## What to do
Keep the pictures out of the copy and repeat the records exactly.

## Information provided
==================================================
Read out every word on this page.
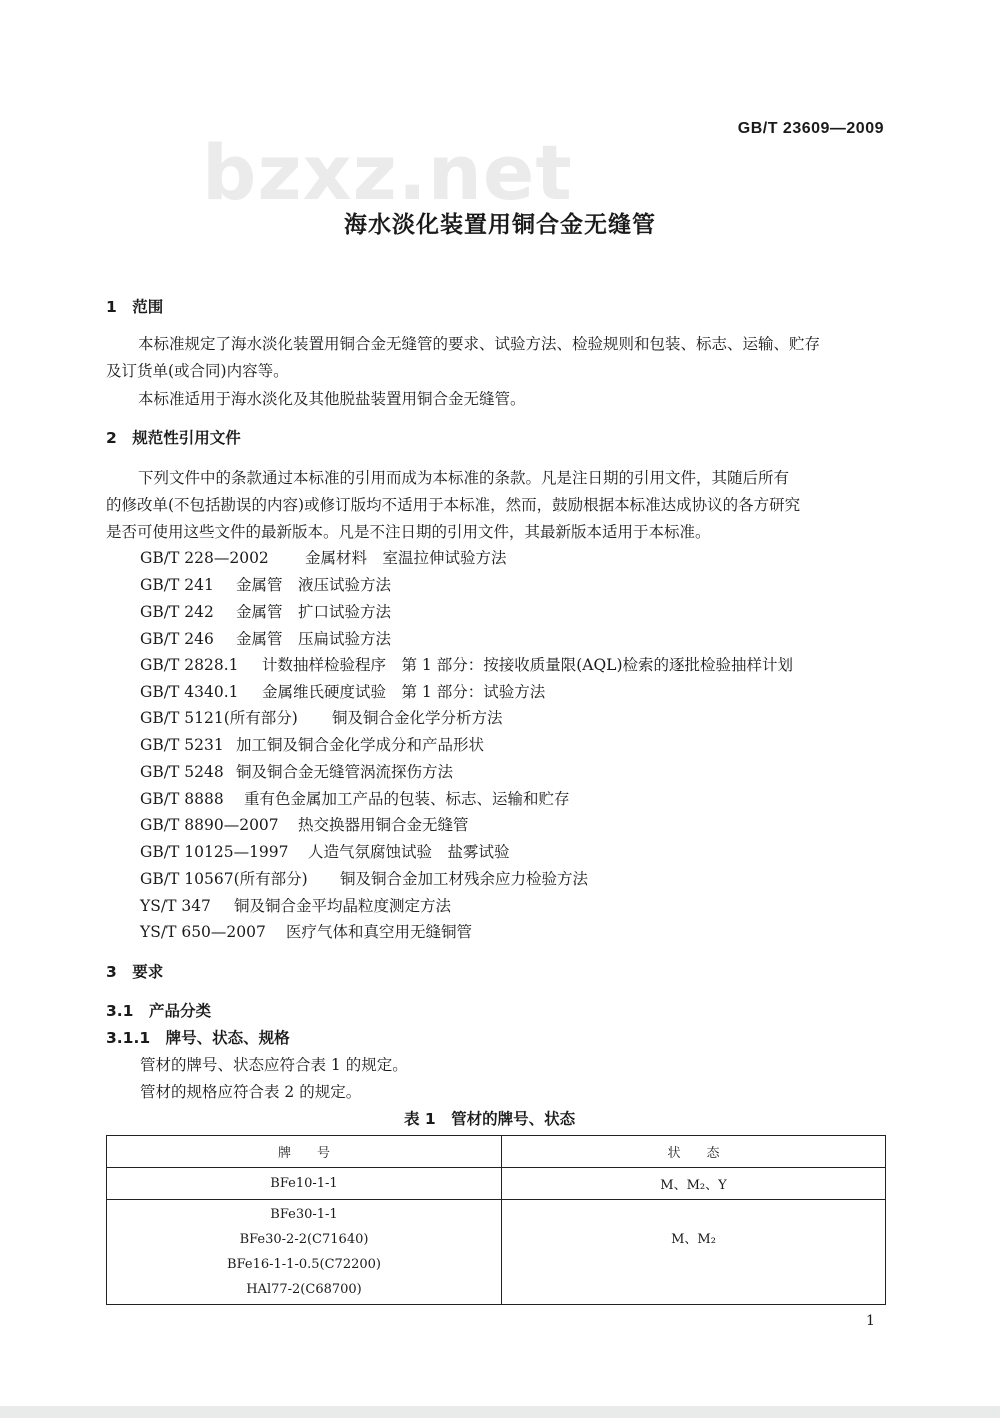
bzxz.net	GB/T 23609—2009
海水淡化装置用铜合金无缝管
1　范围
本标准规定了海水淡化装置用铜合金无缝管的要求、试验方法、检验规则和包装、标志、运输、贮存
及订货单(或合同)内容等。
本标准适用于海水淡化及其他脱盐装置用铜合金无缝管。
2　规范性引用文件
下列文件中的条款通过本标准的引用而成为本标准的条款。凡是注日期的引用文件，其随后所有
的修改单(不包括勘误的内容)或修订版均不适用于本标准，然而，鼓励根据本标准达成协议的各方研究
是否可使用这些文件的最新版本。凡是不注日期的引用文件，其最新版本适用于本标准。
GB/T 228—2002 金属材料　室温拉伸试验方法
GB/T 241 金属管　液压试验方法
GB/T 242 金属管　扩口试验方法
GB/T 246 金属管　压扁试验方法
GB/T 2828.1 计数抽样检验程序　第 1 部分：按接收质量限(AQL)检索的逐批检验抽样计划
GB/T 4340.1 金属维氏硬度试验　第 1 部分：试验方法
GB/T 5121(所有部分) 铜及铜合金化学分析方法
GB/T 5231 加工铜及铜合金化学成分和产品形状
GB/T 5248 铜及铜合金无缝管涡流探伤方法
GB/T 8888 重有色金属加工产品的包装、标志、运输和贮存
GB/T 8890—2007 热交换器用铜合金无缝管
GB/T 10125—1997 人造气氛腐蚀试验　盐雾试验
GB/T 10567(所有部分) 铜及铜合金加工材残余应力检验方法
YS/T 347 铜及铜合金平均晶粒度测定方法
YS/T 650—2007 医疗气体和真空用无缝铜管
3　要求
3.1　产品分类
3.1.1　牌号、状态、规格
管材的牌号、状态应符合表 1 的规定。
管材的规格应符合表 2 的规定。
表 1　管材的牌号、状态
牌　　号	状　　态
BFe10-1-1	M、M₂、Y

BFe30-1-1
BFe30-2-2(C71640)
BFe16-1-1-0.5(C72200)
HAl77-2(C68700)	M、M₂
1
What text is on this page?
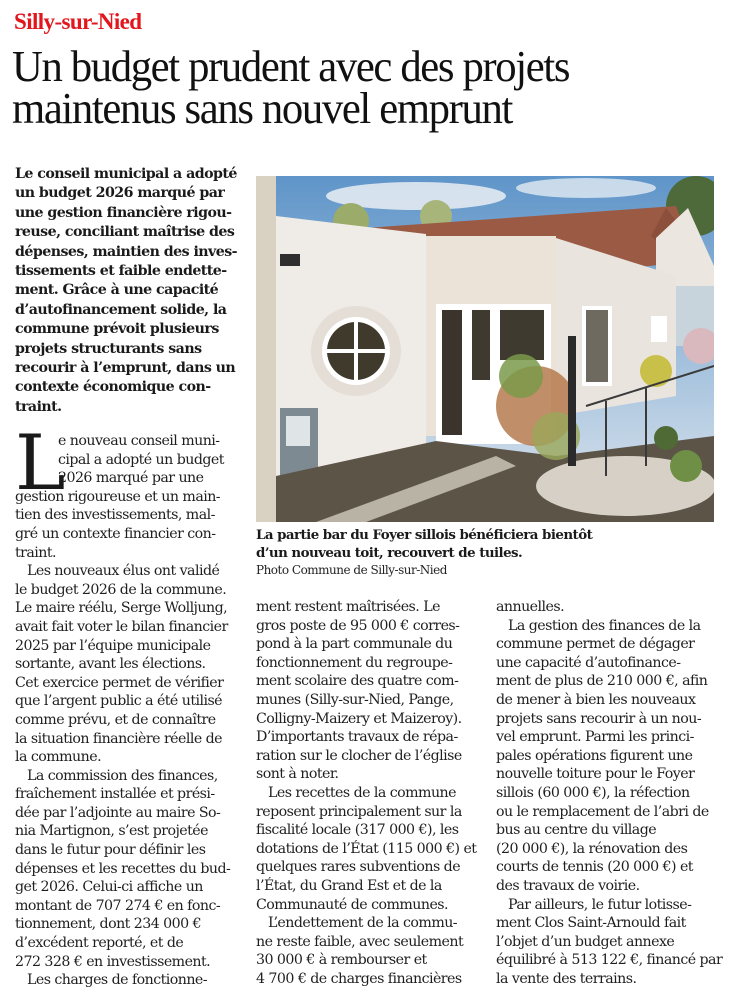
Silly-sur-Nied
Un budget prudent avec des projets maintenus sans nouvel emprunt
Le conseil municipal a adopté
un budget 2026 marqué par
une gestion financière rigou-
reuse, conciliant maîtrise des
dépenses, maintien des inves-
tissements et faible endette-
ment. Grâce à une capacité
d’autofinancement solide, la
commune prévoit plusieurs
projets structurants sans
recourir à l’emprunt, dans un
contexte économique con-
traint.
La partie bar du Foyer sillois bénéficiera bientôt
d’un nouveau toit, recouvert de tuiles.
Photo Commune de Silly-sur-Nied
L
e nouveau conseil muni-
cipal a adopté un budget
2026 marqué par une
gestion rigoureuse et un main-
tien des investissements, mal-
gré un contexte financier con-
traint.
Les nouveaux élus ont validé
le budget 2026 de la commune.
Le maire réélu, Serge Wolljung,
avait fait voter le bilan financier
2025 par l’équipe municipale
sortante, avant les élections.
Cet exercice permet de vérifier
que l’argent public a été utilisé
comme prévu, et de connaître
la situation financière réelle de
la commune.
La commission des finances,
fraîchement installée et prési-
dée par l’adjointe au maire So-
nia Martignon, s’est projetée
dans le futur pour définir les
dépenses et les recettes du bud-
get 2026. Celui-ci affiche un
montant de 707 274 € en fonc-
tionnement, dont 234 000 €
d’excédent reporté, et de
272 328 € en investissement.
Les charges de fonctionne-
ment restent maîtrisées. Le
gros poste de 95 000 € corres-
pond à la part communale du
fonctionnement du regroupe-
ment scolaire des quatre com-
munes (Silly-sur-Nied, Pange,
Colligny-Maizery et Maizeroy).
D’importants travaux de répa-
ration sur le clocher de l’église
sont à noter.
Les recettes de la commune
reposent principalement sur la
fiscalité locale (317 000 €), les
dotations de l’État (115 000 €) et
quelques rares subventions de
l’État, du Grand Est et de la
Communauté de communes.
L’endettement de la commu-
ne reste faible, avec seulement
30 000 € à rembourser et
4 700 € de charges financières
annuelles.
La gestion des finances de la
commune permet de dégager
une capacité d’autofinance-
ment de plus de 210 000 €, afin
de mener à bien les nouveaux
projets sans recourir à un nou-
vel emprunt. Parmi les princi-
pales opérations figurent une
nouvelle toiture pour le Foyer
sillois (60 000 €), la réfection
ou le remplacement de l’abri de
bus au centre du village
(20 000 €), la rénovation des
courts de tennis (20 000 €) et
des travaux de voirie.
Par ailleurs, le futur lotisse-
ment Clos Saint-Arnould fait
l’objet d’un budget annexe
équilibré à 513 122 €, financé par
la vente des terrains.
==================================================
## Written solution
Read out every word on this page.
bzxz.net	GB/T 23609—2009
海水淡化装置用铜合金无缝管
1　范围
本标准规定了海水淡化装置用铜合金无缝管的要求、试验方法、检验规则和包装、标志、运输、贮存
及订货单(或合同)内容等。
本标准适用于海水淡化及其他脱盐装置用铜合金无缝管。
2　规范性引用文件
下列文件中的条款通过本标准的引用而成为本标准的条款。凡是注日期的引用文件，其随后所有
的修改单(不包括勘误的内容)或修订版均不适用于本标准，然而，鼓励根据本标准达成协议的各方研究
是否可使用这些文件的最新版本。凡是不注日期的引用文件，其最新版本适用于本标准。
GB/T 228—2002 金属材料　室温拉伸试验方法
GB/T 241 金属管　液压试验方法
GB/T 242 金属管　扩口试验方法
GB/T 246 金属管　压扁试验方法
GB/T 2828.1 计数抽样检验程序　第 1 部分：按接收质量限(AQL)检索的逐批检验抽样计划
GB/T 4340.1 金属维氏硬度试验　第 1 部分：试验方法
GB/T 5121(所有部分) 铜及铜合金化学分析方法
GB/T 5231 加工铜及铜合金化学成分和产品形状
GB/T 5248 铜及铜合金无缝管涡流探伤方法
GB/T 8888 重有色金属加工产品的包装、标志、运输和贮存
GB/T 8890—2007 热交换器用铜合金无缝管
GB/T 10125—1997 人造气氛腐蚀试验　盐雾试验
GB/T 10567(所有部分) 铜及铜合金加工材残余应力检验方法
YS/T 347 铜及铜合金平均晶粒度测定方法
YS/T 650—2007 医疗气体和真空用无缝铜管
3　要求
3.1　产品分类
3.1.1　牌号、状态、规格
管材的牌号、状态应符合表 1 的规定。
管材的规格应符合表 2 的规定。
表 1　管材的牌号、状态
牌　　号	状　　态
BFe10-1-1	M、M₂、Y

BFe30-1-1
BFe30-2-2(C71640)
BFe16-1-1-0.5(C72200)
HAl77-2(C68700)	M、M₂
1
What text is on this page?
Silly-sur-Nied
Un budget prudent avec des projets maintenus sans nouvel emprunt
Le conseil municipal a adopté
un budget 2026 marqué par
une gestion financière rigou-
reuse, conciliant maîtrise des
dépenses, maintien des inves-
tissements et faible endette-
ment. Grâce à une capacité
d’autofinancement solide, la
commune prévoit plusieurs
projets structurants sans
recourir à l’emprunt, dans un
contexte économique con-
traint.
La partie bar du Foyer sillois bénéficiera bientôt
d’un nouveau toit, recouvert de tuiles.
Photo Commune de Silly-sur-Nied
L
e nouveau conseil muni-
cipal a adopté un budget
2026 marqué par une
gestion rigoureuse et un main-
tien des investissements, mal-
gré un contexte financier con-
traint.
Les nouveaux élus ont validé
le budget 2026 de la commune.
Le maire réélu, Serge Wolljung,
avait fait voter le bilan financier
2025 par l’équipe municipale
sortante, avant les élections.
Cet exercice permet de vérifier
que l’argent public a été utilisé
comme prévu, et de connaître
la situation financière réelle de
la commune.
La commission des finances,
fraîchement installée et prési-
dée par l’adjointe au maire So-
nia Martignon, s’est projetée
dans le futur pour définir les
dépenses et les recettes du bud-
get 2026. Celui-ci affiche un
montant de 707 274 € en fonc-
tionnement, dont 234 000 €
d’excédent reporté, et de
272 328 € en investissement.
Les charges de fonctionne-
ment restent maîtrisées. Le
gros poste de 95 000 € corres-
pond à la part communale du
fonctionnement du regroupe-
ment scolaire des quatre com-
munes (Silly-sur-Nied, Pange,
Colligny-Maizery et Maizeroy).
D’importants travaux de répa-
ration sur le clocher de l’église
sont à noter.
Les recettes de la commune
reposent principalement sur la
fiscalité locale (317 000 €), les
dotations de l’État (115 000 €) et
quelques rares subventions de
l’État, du Grand Est et de la
Communauté de communes.
L’endettement de la commu-
ne reste faible, avec seulement
30 000 € à rembourser et
4 700 € de charges financières
annuelles.
La gestion des finances de la
commune permet de dégager
une capacité d’autofinance-
ment de plus de 210 000 €, afin
de mener à bien les nouveaux
projets sans recourir à un nou-
vel emprunt. Parmi les princi-
pales opérations figurent une
nouvelle toiture pour le Foyer
sillois (60 000 €), la réfection
ou le remplacement de l’abri de
bus au centre du village
(20 000 €), la rénovation des
courts de tennis (20 000 €) et
des travaux de voirie.
Par ailleurs, le futur lotisse-
ment Clos Saint-Arnould fait
l’objet d’un budget annexe
équilibré à 513 122 €, financé par
la vente des terrains.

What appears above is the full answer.